* MATERIAL PROVIDED *
··········

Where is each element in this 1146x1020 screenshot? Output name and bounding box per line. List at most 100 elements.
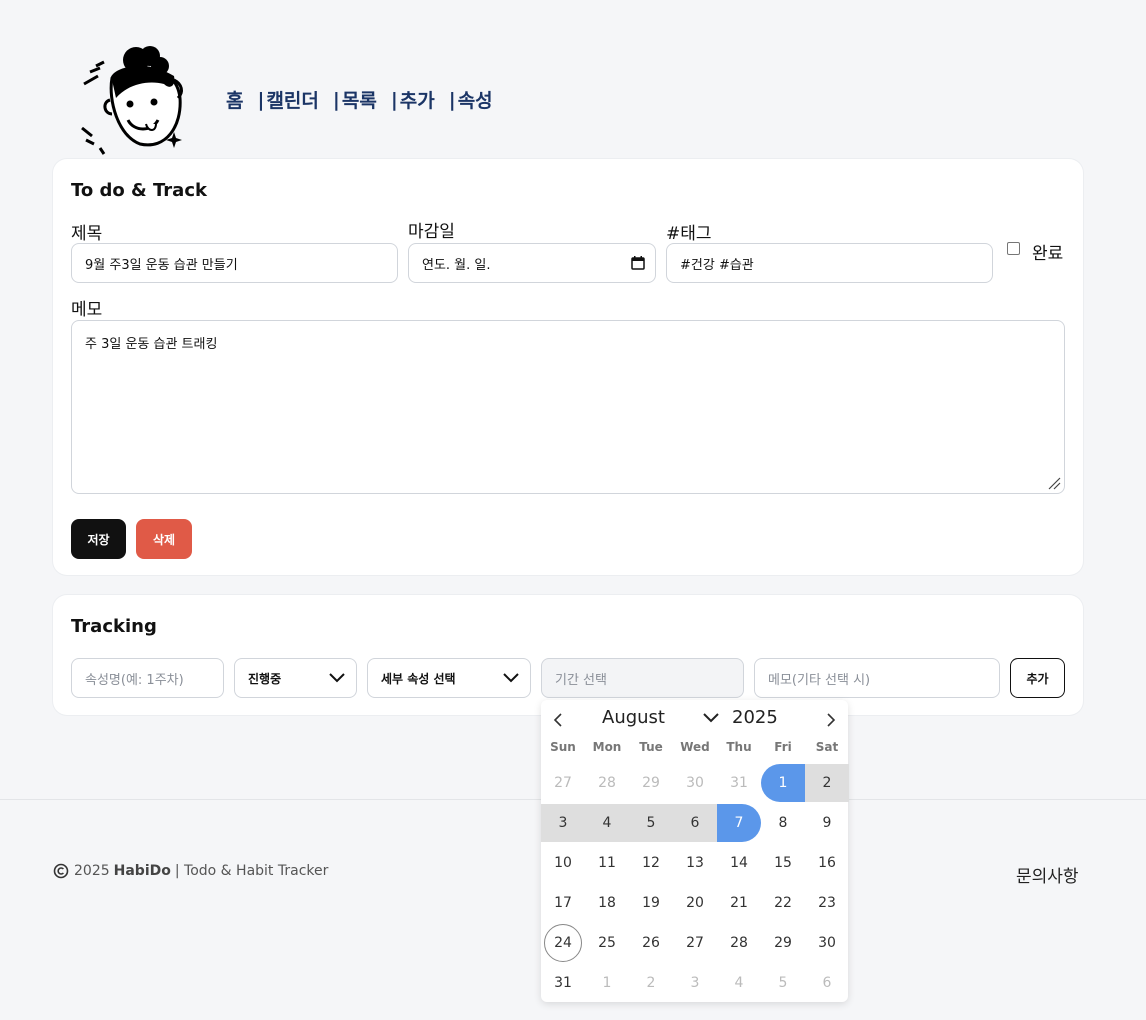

··········

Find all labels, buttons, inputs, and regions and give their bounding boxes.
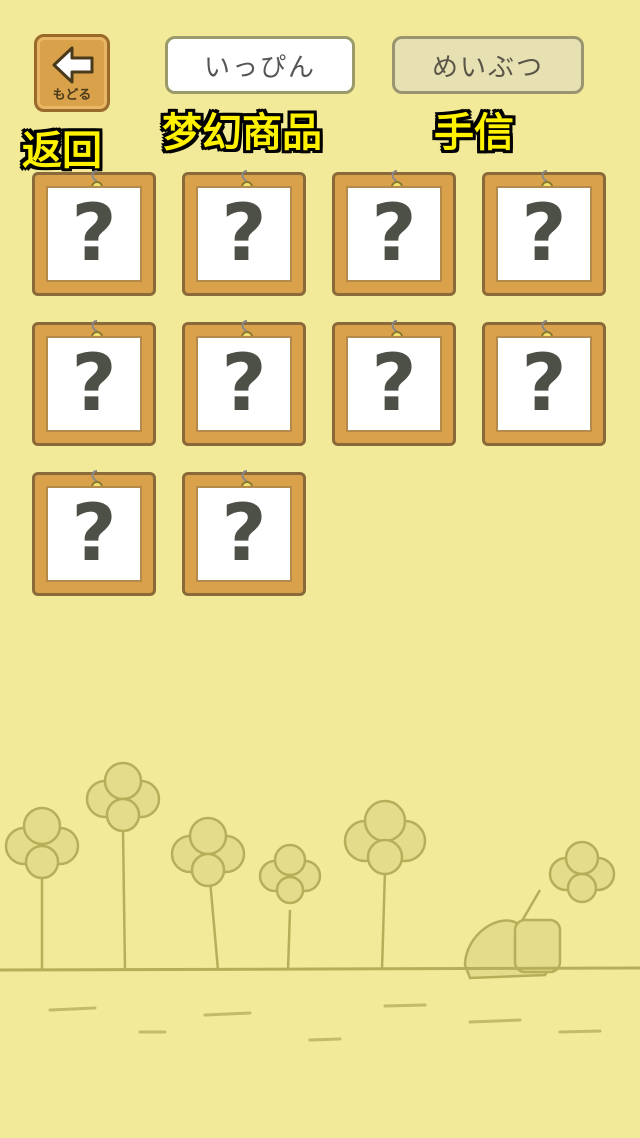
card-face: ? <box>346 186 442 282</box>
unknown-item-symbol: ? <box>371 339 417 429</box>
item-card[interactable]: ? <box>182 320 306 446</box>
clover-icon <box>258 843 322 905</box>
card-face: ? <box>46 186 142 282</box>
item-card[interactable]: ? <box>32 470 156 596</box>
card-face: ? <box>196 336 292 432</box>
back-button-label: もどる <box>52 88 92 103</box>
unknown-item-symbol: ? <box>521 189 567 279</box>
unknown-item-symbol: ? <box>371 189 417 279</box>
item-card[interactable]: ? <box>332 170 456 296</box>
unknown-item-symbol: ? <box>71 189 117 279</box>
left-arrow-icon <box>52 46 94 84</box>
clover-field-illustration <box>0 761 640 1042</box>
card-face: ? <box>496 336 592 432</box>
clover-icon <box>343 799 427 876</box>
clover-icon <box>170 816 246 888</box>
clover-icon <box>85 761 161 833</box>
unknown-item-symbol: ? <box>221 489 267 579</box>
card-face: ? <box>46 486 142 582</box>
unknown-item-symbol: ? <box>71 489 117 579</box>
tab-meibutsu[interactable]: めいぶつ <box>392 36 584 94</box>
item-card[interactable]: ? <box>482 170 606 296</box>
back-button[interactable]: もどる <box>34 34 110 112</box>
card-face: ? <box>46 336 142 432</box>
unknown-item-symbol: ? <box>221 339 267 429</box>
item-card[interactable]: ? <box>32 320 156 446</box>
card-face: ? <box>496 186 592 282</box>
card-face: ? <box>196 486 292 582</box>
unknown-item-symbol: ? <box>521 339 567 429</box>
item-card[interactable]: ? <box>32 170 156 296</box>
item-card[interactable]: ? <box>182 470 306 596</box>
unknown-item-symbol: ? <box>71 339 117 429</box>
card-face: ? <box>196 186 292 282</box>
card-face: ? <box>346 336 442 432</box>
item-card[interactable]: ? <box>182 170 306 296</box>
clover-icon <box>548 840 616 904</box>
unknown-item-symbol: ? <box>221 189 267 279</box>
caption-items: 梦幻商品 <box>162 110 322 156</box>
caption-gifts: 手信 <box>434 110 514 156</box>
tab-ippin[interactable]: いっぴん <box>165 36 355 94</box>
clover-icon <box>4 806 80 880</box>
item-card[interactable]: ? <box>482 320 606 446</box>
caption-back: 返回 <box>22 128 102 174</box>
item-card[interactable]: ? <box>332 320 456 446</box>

··········

* GIVEN PROBLEM *
Could you lay out the material from the line with "Find all labels, buttons, inputs, and" to the line with "clover-icon <box>548 840 616 904</box>", both included, as a numbered list? Skip blank lines and leave out the pictures.

* CORRECT RESPONSE *
1. Find all labels, buttons, inputs, and regions and give their bounding boxes.
2. card-face: ? <box>346 186 442 282</box>
3. unknown-item-symbol: ? <box>371 339 417 429</box>
4. item-card[interactable]: ? <box>182 320 306 446</box>
5. clover-icon <box>258 843 322 905</box>
6. card-face: ? <box>46 186 142 282</box>
7. item-card[interactable]: ? <box>32 470 156 596</box>
8. card-face: ? <box>196 336 292 432</box>
9. back-button-label: もどる <box>52 88 92 103</box>
10. unknown-item-symbol: ? <box>521 189 567 279</box>
11. unknown-item-symbol: ? <box>371 189 417 279</box>
12. item-card[interactable]: ? <box>332 170 456 296</box>
13. unknown-item-symbol: ? <box>71 189 117 279</box>
14. left-arrow-icon <box>52 46 94 84</box>
15. clover-field-illustration <box>0 761 640 1042</box>
16. card-face: ? <box>496 336 592 432</box>
17. clover-icon <box>343 799 427 876</box>
18. clover-icon <box>170 816 246 888</box>
19. clover-icon <box>85 761 161 833</box>
20. unknown-item-symbol: ? <box>221 489 267 579</box>
21. card-face: ? <box>46 486 142 582</box>
22. unknown-item-symbol: ? <box>71 489 117 579</box>
23. tab-meibutsu[interactable]: めいぶつ <box>392 36 584 94</box>
24. item-card[interactable]: ? <box>482 170 606 296</box>
25. back-button[interactable]: もどる <box>34 34 110 112</box>
26. card-face: ? <box>46 336 142 432</box>
27. unknown-item-symbol: ? <box>221 339 267 429</box>
28. item-card[interactable]: ? <box>32 320 156 446</box>
29. card-face: ? <box>496 186 592 282</box>
30. card-face: ? <box>196 486 292 582</box>
31. unknown-item-symbol: ? <box>521 339 567 429</box>
32. item-card[interactable]: ? <box>32 170 156 296</box>
33. item-card[interactable]: ? <box>182 470 306 596</box>
34. unknown-item-symbol: ? <box>71 339 117 429</box>
35. card-face: ? <box>196 186 292 282</box>
36. card-face: ? <box>346 336 442 432</box>
37. item-card[interactable]: ? <box>182 170 306 296</box>
38. clover-icon <box>548 840 616 904</box>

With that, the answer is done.